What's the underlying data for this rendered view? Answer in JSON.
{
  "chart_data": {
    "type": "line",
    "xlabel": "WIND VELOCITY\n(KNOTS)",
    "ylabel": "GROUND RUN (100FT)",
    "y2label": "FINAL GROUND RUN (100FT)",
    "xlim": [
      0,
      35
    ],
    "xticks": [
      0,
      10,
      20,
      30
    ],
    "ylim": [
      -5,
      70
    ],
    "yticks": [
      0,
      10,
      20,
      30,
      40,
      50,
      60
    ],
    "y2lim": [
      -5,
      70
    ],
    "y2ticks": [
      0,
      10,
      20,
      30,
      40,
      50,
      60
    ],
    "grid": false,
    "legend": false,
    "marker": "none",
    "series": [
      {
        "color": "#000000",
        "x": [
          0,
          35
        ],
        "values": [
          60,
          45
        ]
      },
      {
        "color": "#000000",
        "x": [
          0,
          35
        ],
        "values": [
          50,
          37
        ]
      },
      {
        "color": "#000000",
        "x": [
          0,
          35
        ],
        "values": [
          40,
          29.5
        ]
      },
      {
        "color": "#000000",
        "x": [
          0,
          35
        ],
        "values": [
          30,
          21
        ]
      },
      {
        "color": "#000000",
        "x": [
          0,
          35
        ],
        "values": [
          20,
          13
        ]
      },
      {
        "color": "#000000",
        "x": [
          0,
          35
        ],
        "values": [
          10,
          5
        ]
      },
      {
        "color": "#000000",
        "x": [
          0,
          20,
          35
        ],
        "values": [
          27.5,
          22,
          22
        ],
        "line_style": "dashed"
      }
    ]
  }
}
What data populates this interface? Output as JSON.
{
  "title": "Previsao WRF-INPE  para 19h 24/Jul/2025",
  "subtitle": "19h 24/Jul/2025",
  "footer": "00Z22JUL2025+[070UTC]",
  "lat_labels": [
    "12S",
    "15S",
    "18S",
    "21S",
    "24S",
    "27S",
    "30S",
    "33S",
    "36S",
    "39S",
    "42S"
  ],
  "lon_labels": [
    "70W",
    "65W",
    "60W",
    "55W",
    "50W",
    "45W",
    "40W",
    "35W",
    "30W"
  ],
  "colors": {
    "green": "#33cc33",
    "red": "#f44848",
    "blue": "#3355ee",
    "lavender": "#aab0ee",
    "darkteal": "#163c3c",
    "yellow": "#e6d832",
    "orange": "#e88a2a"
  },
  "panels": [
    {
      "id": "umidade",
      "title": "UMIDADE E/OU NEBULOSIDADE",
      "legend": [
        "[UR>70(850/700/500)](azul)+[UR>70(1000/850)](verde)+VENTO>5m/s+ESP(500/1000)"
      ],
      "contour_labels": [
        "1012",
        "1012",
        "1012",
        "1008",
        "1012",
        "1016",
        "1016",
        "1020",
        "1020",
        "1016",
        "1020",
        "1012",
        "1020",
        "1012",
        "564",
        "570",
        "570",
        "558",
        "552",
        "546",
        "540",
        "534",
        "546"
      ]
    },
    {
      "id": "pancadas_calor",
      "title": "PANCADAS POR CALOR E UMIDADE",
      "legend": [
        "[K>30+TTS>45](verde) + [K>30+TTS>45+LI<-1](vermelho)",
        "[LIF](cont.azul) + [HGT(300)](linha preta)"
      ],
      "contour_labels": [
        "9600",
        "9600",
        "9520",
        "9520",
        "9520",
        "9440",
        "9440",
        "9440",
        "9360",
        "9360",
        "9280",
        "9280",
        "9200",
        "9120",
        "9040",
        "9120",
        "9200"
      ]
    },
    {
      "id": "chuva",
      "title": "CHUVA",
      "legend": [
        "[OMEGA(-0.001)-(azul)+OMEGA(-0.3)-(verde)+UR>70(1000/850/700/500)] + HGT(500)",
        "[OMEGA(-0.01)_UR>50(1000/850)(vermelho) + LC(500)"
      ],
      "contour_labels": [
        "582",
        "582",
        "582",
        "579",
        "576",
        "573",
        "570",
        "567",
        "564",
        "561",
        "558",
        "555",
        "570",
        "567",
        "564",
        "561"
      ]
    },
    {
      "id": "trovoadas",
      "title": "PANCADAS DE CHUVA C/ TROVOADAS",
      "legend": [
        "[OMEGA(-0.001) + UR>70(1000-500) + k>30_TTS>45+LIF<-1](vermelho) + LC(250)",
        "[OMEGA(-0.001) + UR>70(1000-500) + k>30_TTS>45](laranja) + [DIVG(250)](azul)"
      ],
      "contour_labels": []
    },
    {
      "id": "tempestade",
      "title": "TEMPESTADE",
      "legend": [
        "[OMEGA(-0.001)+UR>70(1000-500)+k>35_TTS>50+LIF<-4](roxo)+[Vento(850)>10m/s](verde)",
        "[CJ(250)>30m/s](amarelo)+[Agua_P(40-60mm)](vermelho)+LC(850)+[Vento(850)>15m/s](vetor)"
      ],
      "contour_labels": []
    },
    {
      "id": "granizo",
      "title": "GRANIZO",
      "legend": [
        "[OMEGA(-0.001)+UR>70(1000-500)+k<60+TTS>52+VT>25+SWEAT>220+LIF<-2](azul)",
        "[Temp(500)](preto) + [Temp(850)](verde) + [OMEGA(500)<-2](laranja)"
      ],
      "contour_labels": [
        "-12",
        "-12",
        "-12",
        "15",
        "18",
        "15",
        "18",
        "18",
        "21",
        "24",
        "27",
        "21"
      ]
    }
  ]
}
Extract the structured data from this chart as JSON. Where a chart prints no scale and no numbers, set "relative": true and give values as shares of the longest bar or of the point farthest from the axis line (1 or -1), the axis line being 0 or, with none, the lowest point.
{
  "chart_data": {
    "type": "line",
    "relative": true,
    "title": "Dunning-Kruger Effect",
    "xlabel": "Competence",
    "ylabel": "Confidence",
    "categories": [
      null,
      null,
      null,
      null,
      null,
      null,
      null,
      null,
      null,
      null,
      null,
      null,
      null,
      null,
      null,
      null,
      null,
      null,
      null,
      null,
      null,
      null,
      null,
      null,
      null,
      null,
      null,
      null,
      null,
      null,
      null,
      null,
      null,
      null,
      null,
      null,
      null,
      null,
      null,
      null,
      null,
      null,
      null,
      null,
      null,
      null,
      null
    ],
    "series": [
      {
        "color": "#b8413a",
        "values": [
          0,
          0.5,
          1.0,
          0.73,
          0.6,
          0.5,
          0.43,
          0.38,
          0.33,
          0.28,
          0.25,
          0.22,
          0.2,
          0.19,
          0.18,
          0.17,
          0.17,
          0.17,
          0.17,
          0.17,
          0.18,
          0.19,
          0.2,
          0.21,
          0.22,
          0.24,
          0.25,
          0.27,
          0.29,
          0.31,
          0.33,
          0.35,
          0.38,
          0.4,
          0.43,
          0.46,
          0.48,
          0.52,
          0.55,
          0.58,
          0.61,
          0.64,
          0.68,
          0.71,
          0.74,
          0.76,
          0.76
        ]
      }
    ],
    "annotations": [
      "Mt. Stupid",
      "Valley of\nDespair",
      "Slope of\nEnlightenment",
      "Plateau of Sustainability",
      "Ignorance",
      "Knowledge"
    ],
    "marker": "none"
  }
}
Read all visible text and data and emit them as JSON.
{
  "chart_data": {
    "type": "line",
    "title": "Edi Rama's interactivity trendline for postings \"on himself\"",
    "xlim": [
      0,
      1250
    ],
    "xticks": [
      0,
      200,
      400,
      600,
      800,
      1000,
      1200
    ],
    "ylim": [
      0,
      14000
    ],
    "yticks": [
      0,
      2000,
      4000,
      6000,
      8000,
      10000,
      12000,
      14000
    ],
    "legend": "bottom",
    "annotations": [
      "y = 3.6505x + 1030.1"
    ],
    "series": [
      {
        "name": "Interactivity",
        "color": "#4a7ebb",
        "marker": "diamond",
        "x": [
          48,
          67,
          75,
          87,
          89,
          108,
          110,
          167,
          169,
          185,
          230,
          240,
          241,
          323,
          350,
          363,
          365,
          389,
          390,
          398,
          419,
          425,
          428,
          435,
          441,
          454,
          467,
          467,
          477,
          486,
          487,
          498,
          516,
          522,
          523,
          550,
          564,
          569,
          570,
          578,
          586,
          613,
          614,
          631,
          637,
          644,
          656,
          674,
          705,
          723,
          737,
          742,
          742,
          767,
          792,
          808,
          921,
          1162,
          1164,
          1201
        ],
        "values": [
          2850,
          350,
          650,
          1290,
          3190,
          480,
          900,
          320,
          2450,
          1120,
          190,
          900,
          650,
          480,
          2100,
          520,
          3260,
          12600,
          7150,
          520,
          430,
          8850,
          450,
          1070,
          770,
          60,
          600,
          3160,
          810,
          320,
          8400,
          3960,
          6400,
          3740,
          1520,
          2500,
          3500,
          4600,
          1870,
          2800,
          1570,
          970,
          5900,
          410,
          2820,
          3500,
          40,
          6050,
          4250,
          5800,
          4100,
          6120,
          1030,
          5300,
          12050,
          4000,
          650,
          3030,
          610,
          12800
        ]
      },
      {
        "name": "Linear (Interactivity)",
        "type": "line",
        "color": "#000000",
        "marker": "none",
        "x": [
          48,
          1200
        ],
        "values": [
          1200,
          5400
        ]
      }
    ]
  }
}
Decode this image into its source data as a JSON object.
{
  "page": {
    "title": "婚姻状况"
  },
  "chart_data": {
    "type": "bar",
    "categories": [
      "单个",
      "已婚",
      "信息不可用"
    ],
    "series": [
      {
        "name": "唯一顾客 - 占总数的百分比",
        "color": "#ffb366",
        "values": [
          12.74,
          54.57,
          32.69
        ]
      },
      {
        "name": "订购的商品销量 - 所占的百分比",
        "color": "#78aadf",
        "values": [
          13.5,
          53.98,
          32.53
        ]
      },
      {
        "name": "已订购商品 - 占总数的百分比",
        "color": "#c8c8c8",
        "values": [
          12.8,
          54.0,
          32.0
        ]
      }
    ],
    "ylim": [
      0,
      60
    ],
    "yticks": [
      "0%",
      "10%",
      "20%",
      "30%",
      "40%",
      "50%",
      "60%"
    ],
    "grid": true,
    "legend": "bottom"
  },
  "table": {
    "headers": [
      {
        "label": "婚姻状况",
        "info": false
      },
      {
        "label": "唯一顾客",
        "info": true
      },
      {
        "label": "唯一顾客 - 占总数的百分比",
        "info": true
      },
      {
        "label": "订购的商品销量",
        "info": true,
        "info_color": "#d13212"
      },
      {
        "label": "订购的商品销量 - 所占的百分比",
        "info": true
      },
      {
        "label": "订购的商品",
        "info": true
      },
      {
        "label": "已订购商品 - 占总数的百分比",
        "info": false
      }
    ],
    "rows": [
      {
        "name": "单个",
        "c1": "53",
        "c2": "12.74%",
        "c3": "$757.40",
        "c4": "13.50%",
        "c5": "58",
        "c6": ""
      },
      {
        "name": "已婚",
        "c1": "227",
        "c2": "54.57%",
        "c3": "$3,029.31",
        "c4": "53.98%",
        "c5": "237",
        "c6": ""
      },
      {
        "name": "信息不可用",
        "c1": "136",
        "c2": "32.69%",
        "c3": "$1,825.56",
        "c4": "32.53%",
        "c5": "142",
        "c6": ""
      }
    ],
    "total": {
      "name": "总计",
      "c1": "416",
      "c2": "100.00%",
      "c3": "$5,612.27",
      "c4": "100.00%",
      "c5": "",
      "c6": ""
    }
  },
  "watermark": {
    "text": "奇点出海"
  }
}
============================================================
**Goal**. Wherever the word "this" occurs in a line of the listing, copy that line.

**Solution below**.
What's the underlying data for this rendered view? Answer in JSON.
What data populates this interface? Output as JSON.
Extract the structured data from this chart as JSON. Where a chart prints no scale and no numbers, set "relative": true and give values as shares of the longest bar or of the point farthest from the axis line (1 or -1), the axis line being 0 or, with none, the lowest point.
Decode this image into its source data as a JSON object.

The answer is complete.